Task description:
The records below are to be copied word for word, with every picture left out.

(Dataset rows about figures)
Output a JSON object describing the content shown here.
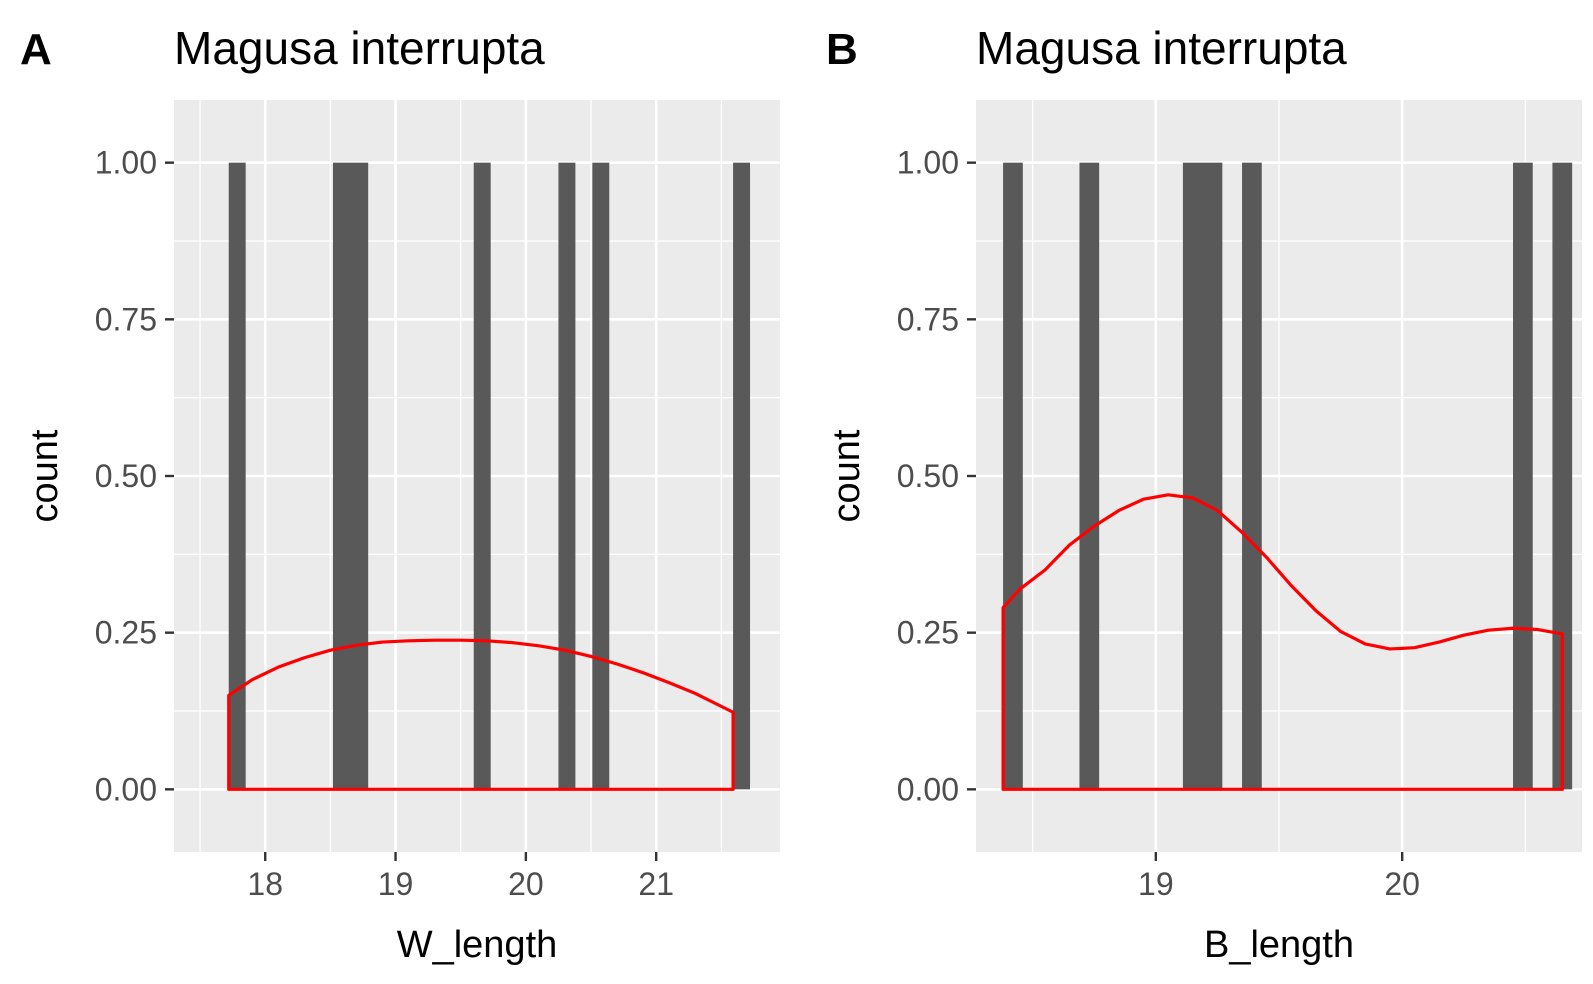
{
  "chart_data": [
    {
      "panel": "A",
      "type": "bar",
      "title": "Magusa interrupta",
      "xlabel": "W_length",
      "ylabel": "count",
      "xlim": [
        17.3,
        21.95
      ],
      "ylim": [
        -0.1,
        1.1
      ],
      "x_ticks": [
        18,
        19,
        20,
        21
      ],
      "y_ticks": [
        0,
        0.25,
        0.5,
        0.75,
        1
      ],
      "x_tick_labels": [
        "18",
        "19",
        "20",
        "21"
      ],
      "y_tick_labels": [
        "0.00",
        "0.25",
        "0.50",
        "0.75",
        "1.00"
      ],
      "bars": [
        {
          "x0": 17.72,
          "x1": 17.85,
          "count": 1
        },
        {
          "x0": 18.52,
          "x1": 18.79,
          "count": 1
        },
        {
          "x0": 19.6,
          "x1": 19.73,
          "count": 1
        },
        {
          "x0": 20.25,
          "x1": 20.38,
          "count": 1
        },
        {
          "x0": 20.51,
          "x1": 20.64,
          "count": 1
        },
        {
          "x0": 21.59,
          "x1": 21.72,
          "count": 1
        }
      ],
      "density_line": {
        "color": "#ff0000",
        "x": [
          17.72,
          17.9,
          18.1,
          18.3,
          18.5,
          18.7,
          18.9,
          19.1,
          19.3,
          19.5,
          19.7,
          19.9,
          20.1,
          20.3,
          20.5,
          20.7,
          20.9,
          21.1,
          21.3,
          21.59
        ],
        "y": [
          0.15,
          0.175,
          0.195,
          0.21,
          0.222,
          0.23,
          0.235,
          0.237,
          0.238,
          0.238,
          0.237,
          0.234,
          0.229,
          0.222,
          0.212,
          0.2,
          0.186,
          0.17,
          0.153,
          0.123
        ]
      },
      "grid": true,
      "bar_color": "#595959"
    },
    {
      "panel": "B",
      "type": "bar",
      "title": "Magusa interrupta",
      "xlabel": "B_length",
      "ylabel": "count",
      "xlim": [
        18.27,
        20.73
      ],
      "ylim": [
        -0.1,
        1.1
      ],
      "x_ticks": [
        19,
        20
      ],
      "y_ticks": [
        0,
        0.25,
        0.5,
        0.75,
        1
      ],
      "x_tick_labels": [
        "19",
        "20"
      ],
      "y_tick_labels": [
        "0.00",
        "0.25",
        "0.50",
        "0.75",
        "1.00"
      ],
      "bars": [
        {
          "x0": 18.38,
          "x1": 18.46,
          "count": 1
        },
        {
          "x0": 18.69,
          "x1": 18.77,
          "count": 1
        },
        {
          "x0": 19.11,
          "x1": 19.27,
          "count": 1
        },
        {
          "x0": 19.35,
          "x1": 19.43,
          "count": 1
        },
        {
          "x0": 20.45,
          "x1": 20.53,
          "count": 1
        },
        {
          "x0": 20.61,
          "x1": 20.69,
          "count": 1
        }
      ],
      "density_line": {
        "color": "#ff0000",
        "x": [
          18.38,
          18.45,
          18.55,
          18.65,
          18.75,
          18.85,
          18.95,
          19.05,
          19.15,
          19.25,
          19.35,
          19.45,
          19.55,
          19.65,
          19.75,
          19.85,
          19.95,
          20.05,
          20.15,
          20.25,
          20.35,
          20.45,
          20.55,
          20.65
        ],
        "y": [
          0.29,
          0.32,
          0.35,
          0.39,
          0.42,
          0.445,
          0.463,
          0.47,
          0.465,
          0.445,
          0.41,
          0.37,
          0.325,
          0.285,
          0.252,
          0.232,
          0.224,
          0.226,
          0.235,
          0.246,
          0.254,
          0.257,
          0.255,
          0.248
        ]
      },
      "grid": true,
      "bar_color": "#595959"
    }
  ]
}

Reply to the task:
Output a JSON object describing the content shown here.
{
  "chart_data": [
    {
      "panel": "A",
      "type": "bar",
      "title": "Magusa interrupta",
      "xlabel": "W_length",
      "ylabel": "count",
      "xlim": [
        17.3,
        21.95
      ],
      "ylim": [
        -0.1,
        1.1
      ],
      "x_ticks": [
        18,
        19,
        20,
        21
      ],
      "y_ticks": [
        0,
        0.25,
        0.5,
        0.75,
        1
      ],
      "x_tick_labels": [
        "18",
        "19",
        "20",
        "21"
      ],
      "y_tick_labels": [
        "0.00",
        "0.25",
        "0.50",
        "0.75",
        "1.00"
      ],
      "bars": [
        {
          "x0": 17.72,
          "x1": 17.85,
          "count": 1
        },
        {
          "x0": 18.52,
          "x1": 18.79,
          "count": 1
        },
        {
          "x0": 19.6,
          "x1": 19.73,
          "count": 1
        },
        {
          "x0": 20.25,
          "x1": 20.38,
          "count": 1
        },
        {
          "x0": 20.51,
          "x1": 20.64,
          "count": 1
        },
        {
          "x0": 21.59,
          "x1": 21.72,
          "count": 1
        }
      ],
      "density_line": {
        "color": "#ff0000",
        "x": [
          17.72,
          17.9,
          18.1,
          18.3,
          18.5,
          18.7,
          18.9,
          19.1,
          19.3,
          19.5,
          19.7,
          19.9,
          20.1,
          20.3,
          20.5,
          20.7,
          20.9,
          21.1,
          21.3,
          21.59
        ],
        "y": [
          0.15,
          0.175,
          0.195,
          0.21,
          0.222,
          0.23,
          0.235,
          0.237,
          0.238,
          0.238,
          0.237,
          0.234,
          0.229,
          0.222,
          0.212,
          0.2,
          0.186,
          0.17,
          0.153,
          0.123
        ]
      },
      "grid": true,
      "bar_color": "#595959"
    },
    {
      "panel": "B",
      "type": "bar",
      "title": "Magusa interrupta",
      "xlabel": "B_length",
      "ylabel": "count",
      "xlim": [
        18.27,
        20.73
      ],
      "ylim": [
        -0.1,
        1.1
      ],
      "x_ticks": [
        19,
        20
      ],
      "y_ticks": [
        0,
        0.25,
        0.5,
        0.75,
        1
      ],
      "x_tick_labels": [
        "19",
        "20"
      ],
      "y_tick_labels": [
        "0.00",
        "0.25",
        "0.50",
        "0.75",
        "1.00"
      ],
      "bars": [
        {
          "x0": 18.38,
          "x1": 18.46,
          "count": 1
        },
        {
          "x0": 18.69,
          "x1": 18.77,
          "count": 1
        },
        {
          "x0": 19.11,
          "x1": 19.27,
          "count": 1
        },
        {
          "x0": 19.35,
          "x1": 19.43,
          "count": 1
        },
        {
          "x0": 20.45,
          "x1": 20.53,
          "count": 1
        },
        {
          "x0": 20.61,
          "x1": 20.69,
          "count": 1
        }
      ],
      "density_line": {
        "color": "#ff0000",
        "x": [
          18.38,
          18.45,
          18.55,
          18.65,
          18.75,
          18.85,
          18.95,
          19.05,
          19.15,
          19.25,
          19.35,
          19.45,
          19.55,
          19.65,
          19.75,
          19.85,
          19.95,
          20.05,
          20.15,
          20.25,
          20.35,
          20.45,
          20.55,
          20.65
        ],
        "y": [
          0.29,
          0.32,
          0.35,
          0.39,
          0.42,
          0.445,
          0.463,
          0.47,
          0.465,
          0.445,
          0.41,
          0.37,
          0.325,
          0.285,
          0.252,
          0.232,
          0.224,
          0.226,
          0.235,
          0.246,
          0.254,
          0.257,
          0.255,
          0.248
        ]
      },
      "grid": true,
      "bar_color": "#595959"
    }
  ]
}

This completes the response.